• WRITTEN EXERCISE
Restate the entire listing word for word.

--- start MATERIALS PROVIDED ---

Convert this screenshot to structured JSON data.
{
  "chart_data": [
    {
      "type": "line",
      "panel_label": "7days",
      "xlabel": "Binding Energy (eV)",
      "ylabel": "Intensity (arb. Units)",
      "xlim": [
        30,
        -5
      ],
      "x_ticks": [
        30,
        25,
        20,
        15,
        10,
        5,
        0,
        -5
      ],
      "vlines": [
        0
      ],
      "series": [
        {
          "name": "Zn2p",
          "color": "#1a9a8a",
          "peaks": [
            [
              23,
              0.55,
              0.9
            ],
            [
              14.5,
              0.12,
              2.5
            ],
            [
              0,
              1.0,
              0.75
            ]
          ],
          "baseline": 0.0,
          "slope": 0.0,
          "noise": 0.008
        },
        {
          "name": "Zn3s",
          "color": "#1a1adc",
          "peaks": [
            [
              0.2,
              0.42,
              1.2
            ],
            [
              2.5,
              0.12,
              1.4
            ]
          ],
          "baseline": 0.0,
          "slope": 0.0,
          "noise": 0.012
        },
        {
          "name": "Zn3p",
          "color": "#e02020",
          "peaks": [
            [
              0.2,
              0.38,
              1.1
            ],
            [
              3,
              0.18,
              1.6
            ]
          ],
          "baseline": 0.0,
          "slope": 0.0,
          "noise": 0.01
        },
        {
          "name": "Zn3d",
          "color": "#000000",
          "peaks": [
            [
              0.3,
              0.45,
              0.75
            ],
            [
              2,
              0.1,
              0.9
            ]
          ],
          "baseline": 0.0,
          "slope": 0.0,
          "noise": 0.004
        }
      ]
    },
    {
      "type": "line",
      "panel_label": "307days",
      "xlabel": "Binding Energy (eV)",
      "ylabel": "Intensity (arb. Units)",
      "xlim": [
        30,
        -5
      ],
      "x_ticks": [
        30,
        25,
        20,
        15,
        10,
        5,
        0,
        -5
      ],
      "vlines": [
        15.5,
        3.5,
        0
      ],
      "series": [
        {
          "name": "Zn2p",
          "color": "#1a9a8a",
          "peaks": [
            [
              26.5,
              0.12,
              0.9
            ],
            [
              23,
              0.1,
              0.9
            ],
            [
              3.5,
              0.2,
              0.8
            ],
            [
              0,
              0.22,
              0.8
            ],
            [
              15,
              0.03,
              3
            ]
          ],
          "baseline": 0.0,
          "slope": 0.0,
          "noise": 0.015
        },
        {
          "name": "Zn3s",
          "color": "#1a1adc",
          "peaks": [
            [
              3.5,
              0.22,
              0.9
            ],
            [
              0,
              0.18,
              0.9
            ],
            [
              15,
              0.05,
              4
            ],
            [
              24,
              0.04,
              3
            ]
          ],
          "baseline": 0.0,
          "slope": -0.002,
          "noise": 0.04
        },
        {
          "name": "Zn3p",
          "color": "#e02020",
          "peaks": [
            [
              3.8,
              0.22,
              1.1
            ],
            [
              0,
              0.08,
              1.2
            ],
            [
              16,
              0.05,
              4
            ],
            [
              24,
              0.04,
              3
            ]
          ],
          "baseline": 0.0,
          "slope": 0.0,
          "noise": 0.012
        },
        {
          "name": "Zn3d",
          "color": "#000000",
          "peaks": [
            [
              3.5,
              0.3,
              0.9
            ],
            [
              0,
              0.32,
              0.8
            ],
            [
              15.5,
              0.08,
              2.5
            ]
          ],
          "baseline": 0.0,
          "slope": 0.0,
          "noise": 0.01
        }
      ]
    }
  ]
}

--- end MATERIALS PROVIDED ---

• FINAL RESULT
Convert this screenshot to structured JSON data.
{
  "chart_data": [
    {
      "type": "line",
      "panel_label": "7days",
      "xlabel": "Binding Energy (eV)",
      "ylabel": "Intensity (arb. Units)",
      "xlim": [
        30,
        -5
      ],
      "x_ticks": [
        30,
        25,
        20,
        15,
        10,
        5,
        0,
        -5
      ],
      "vlines": [
        0
      ],
      "series": [
        {
          "name": "Zn2p",
          "color": "#1a9a8a",
          "peaks": [
            [
              23,
              0.55,
              0.9
            ],
            [
              14.5,
              0.12,
              2.5
            ],
            [
              0,
              1.0,
              0.75
            ]
          ],
          "baseline": 0.0,
          "slope": 0.0,
          "noise": 0.008
        },
        {
          "name": "Zn3s",
          "color": "#1a1adc",
          "peaks": [
            [
              0.2,
              0.42,
              1.2
            ],
            [
              2.5,
              0.12,
              1.4
            ]
          ],
          "baseline": 0.0,
          "slope": 0.0,
          "noise": 0.012
        },
        {
          "name": "Zn3p",
          "color": "#e02020",
          "peaks": [
            [
              0.2,
              0.38,
              1.1
            ],
            [
              3,
              0.18,
              1.6
            ]
          ],
          "baseline": 0.0,
          "slope": 0.0,
          "noise": 0.01
        },
        {
          "name": "Zn3d",
          "color": "#000000",
          "peaks": [
            [
              0.3,
              0.45,
              0.75
            ],
            [
              2,
              0.1,
              0.9
            ]
          ],
          "baseline": 0.0,
          "slope": 0.0,
          "noise": 0.004
        }
      ]
    },
    {
      "type": "line",
      "panel_label": "307days",
      "xlabel": "Binding Energy (eV)",
      "ylabel": "Intensity (arb. Units)",
      "xlim": [
        30,
        -5
      ],
      "x_ticks": [
        30,
        25,
        20,
        15,
        10,
        5,
        0,
        -5
      ],
      "vlines": [
        15.5,
        3.5,
        0
      ],
      "series": [
        {
          "name": "Zn2p",
          "color": "#1a9a8a",
          "peaks": [
            [
              26.5,
              0.12,
              0.9
            ],
            [
              23,
              0.1,
              0.9
            ],
            [
              3.5,
              0.2,
              0.8
            ],
            [
              0,
              0.22,
              0.8
            ],
            [
              15,
              0.03,
              3
            ]
          ],
          "baseline": 0.0,
          "slope": 0.0,
          "noise": 0.015
        },
        {
          "name": "Zn3s",
          "color": "#1a1adc",
          "peaks": [
            [
              3.5,
              0.22,
              0.9
            ],
            [
              0,
              0.18,
              0.9
            ],
            [
              15,
              0.05,
              4
            ],
            [
              24,
              0.04,
              3
            ]
          ],
          "baseline": 0.0,
          "slope": -0.002,
          "noise": 0.04
        },
        {
          "name": "Zn3p",
          "color": "#e02020",
          "peaks": [
            [
              3.8,
              0.22,
              1.1
            ],
            [
              0,
              0.08,
              1.2
            ],
            [
              16,
              0.05,
              4
            ],
            [
              24,
              0.04,
              3
            ]
          ],
          "baseline": 0.0,
          "slope": 0.0,
          "noise": 0.012
        },
        {
          "name": "Zn3d",
          "color": "#000000",
          "peaks": [
            [
              3.5,
              0.3,
              0.9
            ],
            [
              0,
              0.32,
              0.8
            ],
            [
              15.5,
              0.08,
              2.5
            ]
          ],
          "baseline": 0.0,
          "slope": 0.0,
          "noise": 0.01
        }
      ]
    }
  ]
}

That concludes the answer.